Continue the passage on staffing open-data government projects and civil/military cooperation in disaster relief, starting after its final sentence. Don't draw on the items that follow it.

*DOCUMENT EXCERPT:*
********

Non-technically-minded people could, and should, manage the projects and define the goals based upon strategic initiatives, not just based upon what is easiest to code.  They must then recruit and work closely with the technical communities around them to achieve the final results.

I would be looking for people with project management skills who are able to understand the problems of government agencies and their teams who could translate these challenges into challenges that the agencies (in terms of exposing data) and the technical community (in terms of solving the problems) could partner on.

The ideal candidates must be good commmunicators, great listeners, and passionate about achieving results.

Civil / Military Cooperation in Disaster Relief Situations

Hi John.

I worked for quite a while on civ/mil cooperation for disaster relief. I’m an open source guy (well, actually a Free guy, to use Stallman’s Distinction, but more pepole understand Open Source than Free these days!).

********

*RECORDS:*
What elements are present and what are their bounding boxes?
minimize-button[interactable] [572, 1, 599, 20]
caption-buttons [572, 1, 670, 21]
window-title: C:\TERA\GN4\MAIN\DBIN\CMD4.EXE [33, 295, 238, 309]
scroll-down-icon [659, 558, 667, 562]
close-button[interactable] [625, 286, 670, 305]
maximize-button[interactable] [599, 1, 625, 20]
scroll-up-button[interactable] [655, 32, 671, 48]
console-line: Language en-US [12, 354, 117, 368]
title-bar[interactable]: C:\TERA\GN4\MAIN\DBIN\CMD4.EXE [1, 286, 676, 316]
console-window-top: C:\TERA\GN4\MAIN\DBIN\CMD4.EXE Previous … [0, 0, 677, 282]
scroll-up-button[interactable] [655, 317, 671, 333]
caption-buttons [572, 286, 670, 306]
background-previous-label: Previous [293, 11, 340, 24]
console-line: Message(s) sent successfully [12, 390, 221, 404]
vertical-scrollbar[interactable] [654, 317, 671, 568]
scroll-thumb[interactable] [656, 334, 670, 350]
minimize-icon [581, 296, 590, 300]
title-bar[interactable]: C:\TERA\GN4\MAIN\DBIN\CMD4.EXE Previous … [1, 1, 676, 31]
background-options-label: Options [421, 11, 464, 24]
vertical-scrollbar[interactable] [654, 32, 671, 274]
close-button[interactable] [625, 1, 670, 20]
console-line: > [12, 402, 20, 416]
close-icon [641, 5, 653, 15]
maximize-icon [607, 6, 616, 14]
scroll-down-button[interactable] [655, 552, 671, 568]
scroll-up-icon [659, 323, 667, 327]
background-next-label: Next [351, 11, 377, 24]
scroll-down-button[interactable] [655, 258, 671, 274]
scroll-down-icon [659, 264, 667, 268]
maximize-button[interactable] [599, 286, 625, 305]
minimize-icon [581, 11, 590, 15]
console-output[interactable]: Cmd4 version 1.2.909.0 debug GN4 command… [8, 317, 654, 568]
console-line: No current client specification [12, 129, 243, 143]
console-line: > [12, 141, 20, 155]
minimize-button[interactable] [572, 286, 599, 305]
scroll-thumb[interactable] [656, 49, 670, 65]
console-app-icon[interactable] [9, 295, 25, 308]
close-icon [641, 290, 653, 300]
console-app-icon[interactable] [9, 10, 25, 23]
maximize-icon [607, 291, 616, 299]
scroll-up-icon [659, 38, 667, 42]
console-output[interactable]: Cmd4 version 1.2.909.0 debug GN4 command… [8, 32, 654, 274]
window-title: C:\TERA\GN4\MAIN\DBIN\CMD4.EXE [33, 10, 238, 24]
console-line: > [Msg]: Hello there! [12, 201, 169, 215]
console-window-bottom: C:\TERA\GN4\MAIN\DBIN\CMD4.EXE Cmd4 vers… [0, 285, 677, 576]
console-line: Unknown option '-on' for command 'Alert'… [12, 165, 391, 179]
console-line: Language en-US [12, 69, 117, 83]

********

*EXERCISE RESPONSE:*
http://star-tides.net was the major output of that process. It’s a big open clearing house for disaster relief information and an ongoing conversation about those issues of sharing and cooperation between a variety of miliary, civilian and state actors. They do really good work.

Now we’re in a rather interesting situation. Open Data and Open Government go closely together but it’s also blurring ownershp of certain types of capability. A really simple example is searching government web sites: people use Google. But the government doesn’t own Google, and neither do the people: the most advanced user of the goverment’s data is actually a private company, which is now providing a service to the public based on government data, but not actually accountable. Although in theory the Public could build something to replace Google for searching their data, in practice that’s not happening.

In the case of novel applications, where there’s a possibility of patenting a method or an application which runs on top of publid data to produce a proprietary-and-non-replaceable service, Open Data starts to export capability from the State to the Market in a way which we’ve found, historically speaking, is Unhelpful.

So (and excuse the length of my preamble) here’s my question: do we need to mandate that Open Data can only be used in Open Source applications to prevent proprietary applications basically renting the public’s own data back to them, with patent coverage to prevent competition?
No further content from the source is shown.